* [TEXTE PRÉSENTÉ]
MAISONS D’ARTISTES : « LE PETIT OASIS » DES SCULPTEURS-DECORATEURS SIDO ET FRANCOIS THEVENIN A CANNES
C’est là, chemin Font de Veyre à Cannes, que Sido et François Thévenin ont vécu et travaillé. C’est là qu’ils ont conçu et réalisé les éléments de décoration et les pièces de mobilier des fameuses « maisons-paysages » de Jacques Couëlle.
Des racines méditerranéennes
Née à Casablanca au Maroc, Gisèle Sidoti (1934-1986), a des orgines siciliennes. Ses parents, Emile Sidoti et Marie, possédaient une entreprise de menuiserie et d’ébénisterie à Casablanca. Par la suite ils sont venus s’installer à Aix-en-Provence où Emile a réalisé des œuvres à la demande de sa fille Sido et de son gendre François Thévenin.
Originaires de Provence, la famille de François Thévenin (1931-2016) compte cinq garçons et une fille. Le père travaillait dans les assurances et exerçait des responsabilités à la Chambre de Commerce de Brignoles. La mère infirmière finit par se consacrer à plein temps à sa famille.
C’est aux Beaux-Arts de Paris où ils sont arrivés en 1951, que François et Sido se rencontrèrent dès le début de leurs études. Fuyant les écoles et les mouvements, ils retinrent la leçon de grandes individualités : Marino Marini, Picasso, Germaine Richier et César. Après un passage à Aix, le temps du service militaire de François, et une exposition commune à Casablanca, galerie Gallieni, en 1954, ils arrivent en 1958 à Cannes la Bocca, chemin Font de Veyre. De la vieille grange au bout du chemin de terre ils vont faire leur « petit oasis » qu’ils ne quitteront plus. Car ces deux Méditerranéens préfèrent « manger une tomate au soleil qu’un sandwich sur une bouche de métro. »
Lorsqu’ils arrivent, il faut commencer par sortir le foin du 1er étage de la grange. Quoique locataires, ils interviennent sur le bâti. Dès qu’ils ont cinq minutes entre deux commandes, ils entreprennent des travaux. « Ils ont le goût du partage, de l’effort commun, un côté catholique un peu boy scout. Pour les travaux tout le monde s’y met : les parents, les enfants, les amis ». D’abord cabane en planches, l’atelier est construit, avant 1966, en dur, en parpaings, dans la colline excavée. Une grande exposition chez Drouant à Paris en 1973, avec un catalogue préfaçé par l’ami Brassaï, leur permet d’acheter la maison et de financer l’extension de la cuisine. Ils achètent la maison et les 2000 m² de terrain 17 millions de francs. Un potager, un poulailler, des chèvres et des pêchers leur permettent de vivre en presque autarcie.

* [DONNÉES ENREGISTRÉES]

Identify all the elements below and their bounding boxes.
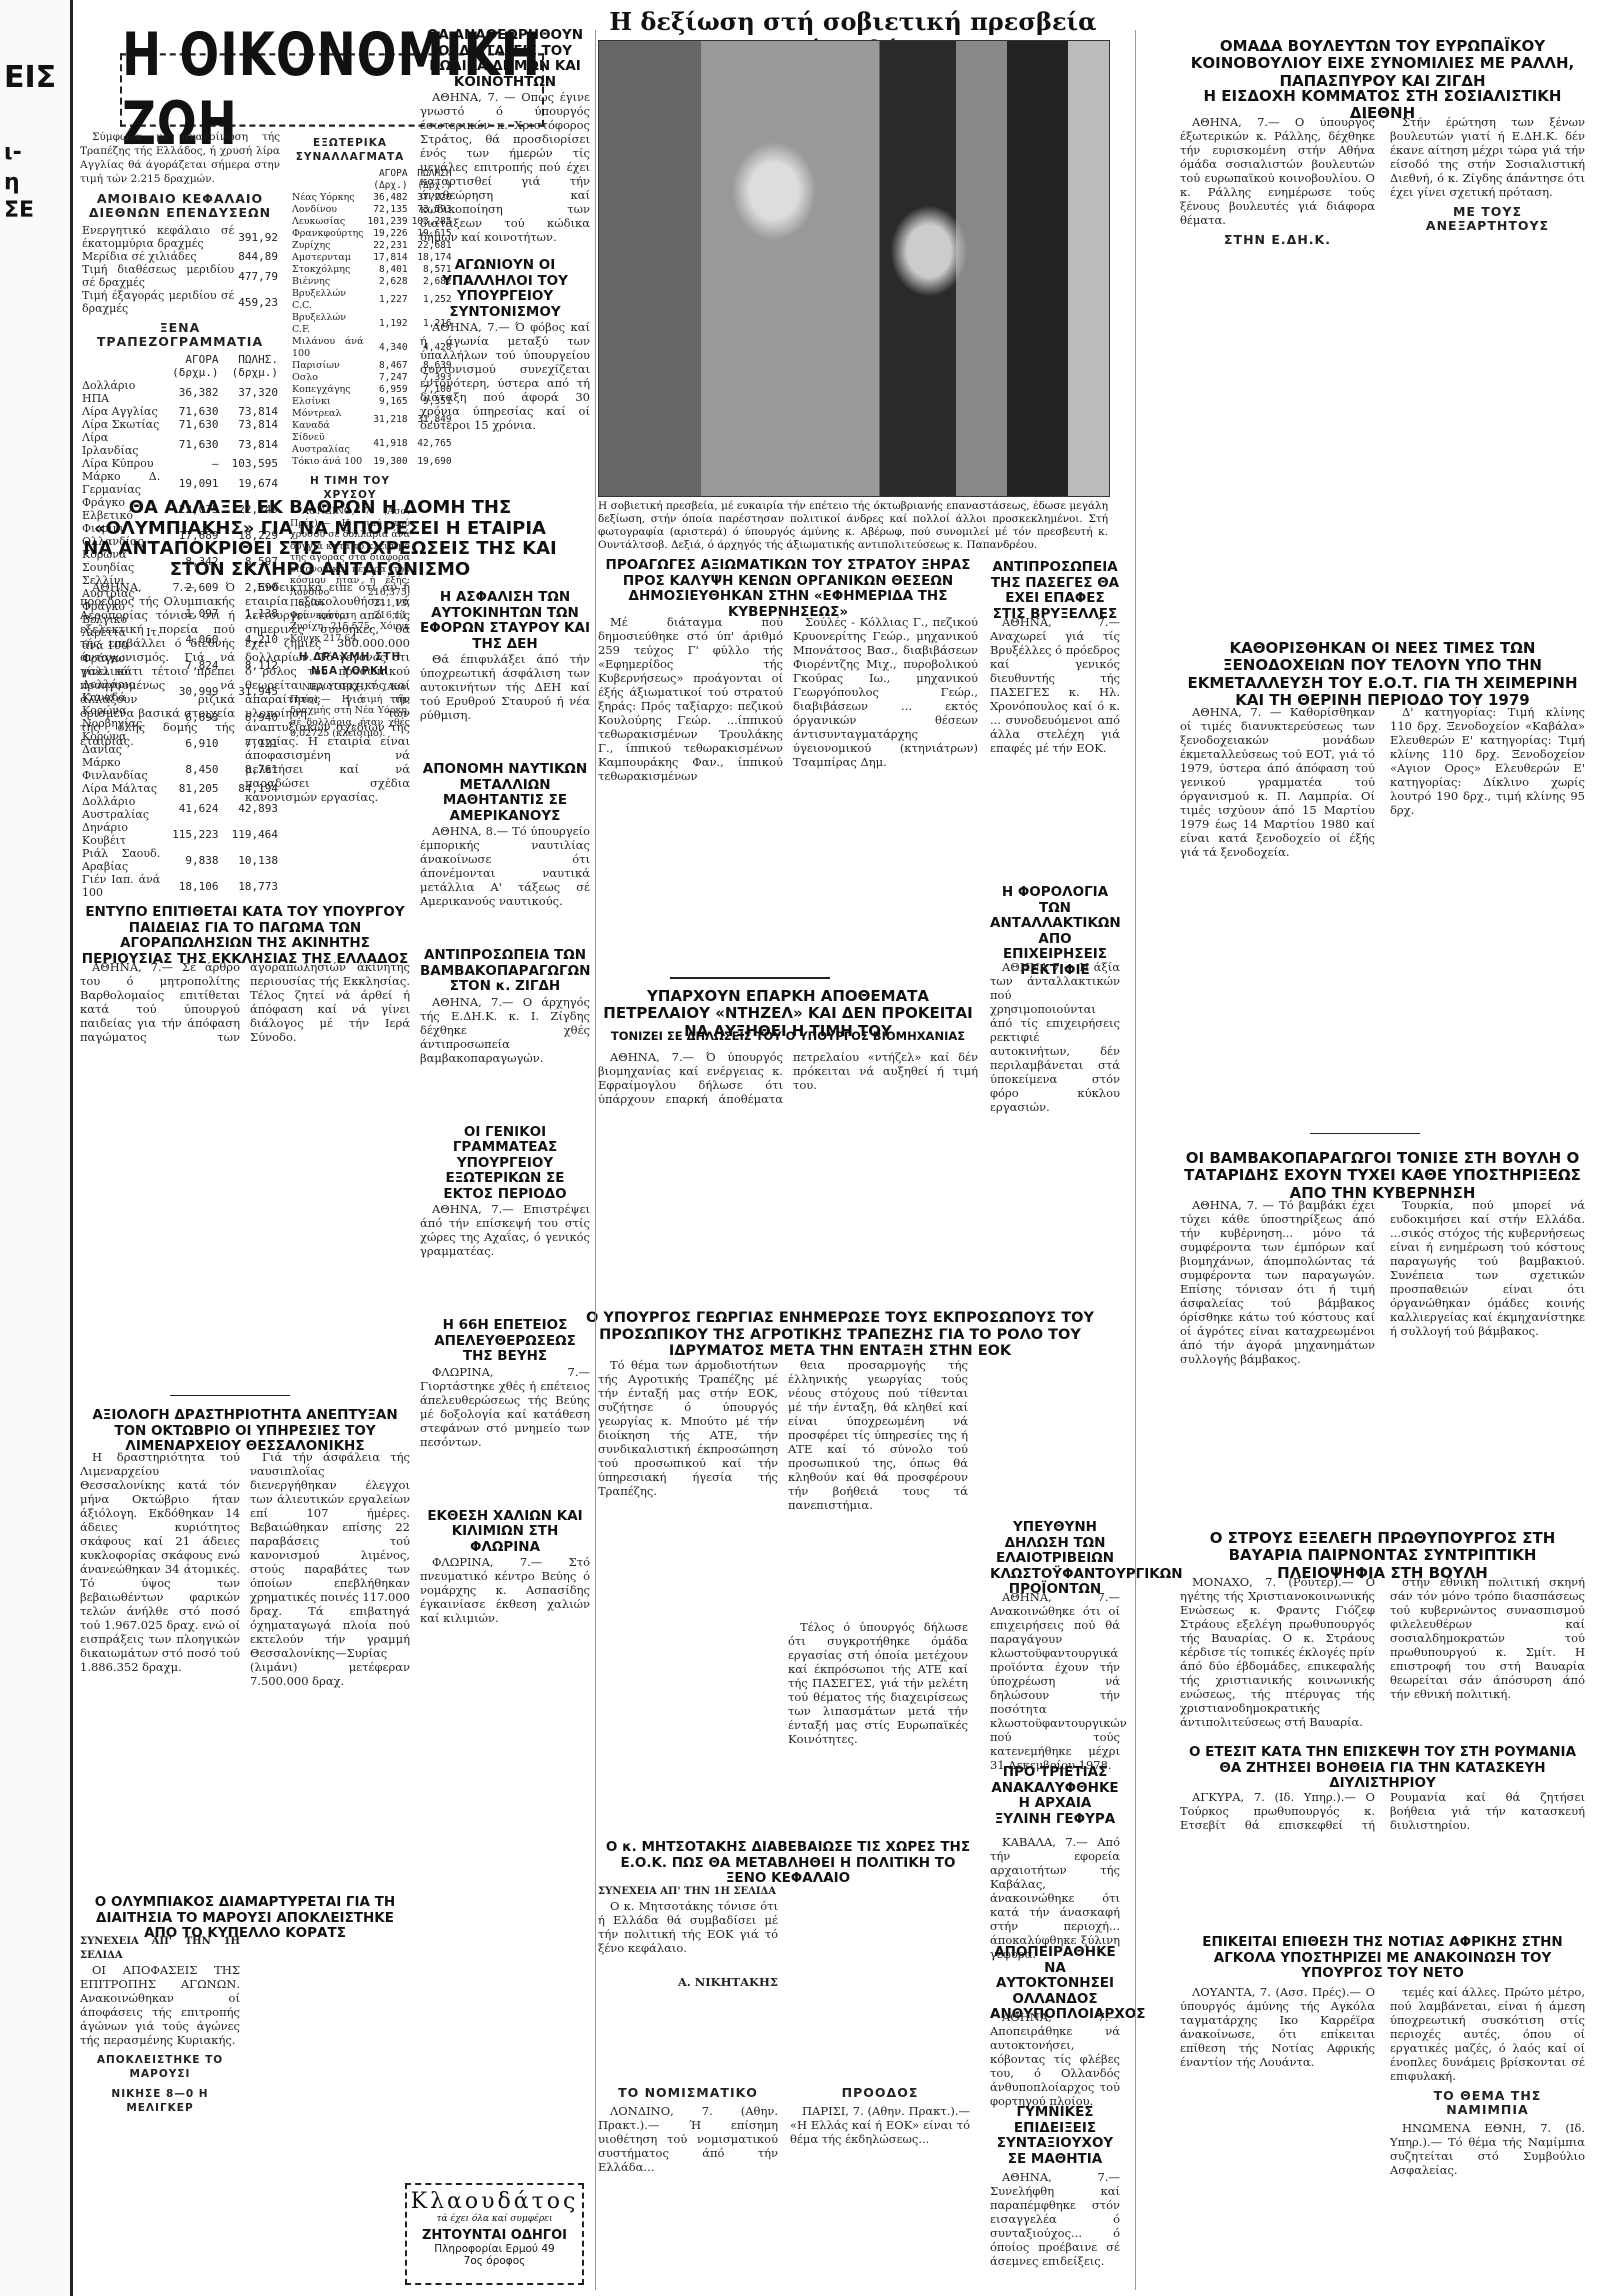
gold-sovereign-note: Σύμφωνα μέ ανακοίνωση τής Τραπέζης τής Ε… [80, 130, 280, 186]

* [TRAVAIL À FAIRE]
Répondez aux questions suivantes à l'aide du texte sur la maison des Thévenin à Cannes.
(a) En quelle année Sido et François Thévenin s'installent-ils chemin Font de Veyre, à Cannes la Bocca ?
(b) Dans quel domaine travaillait le père de François Thévenin ?
(c) Pour quel prix le couple achète-t-il la maison et son terrain ?

* [EXERCICE CORRIGÉ]
(a) En 1958.
(b) Dans les assurances.
(c) Pour 17 millions de francs, avec les 2000 m² de terrain.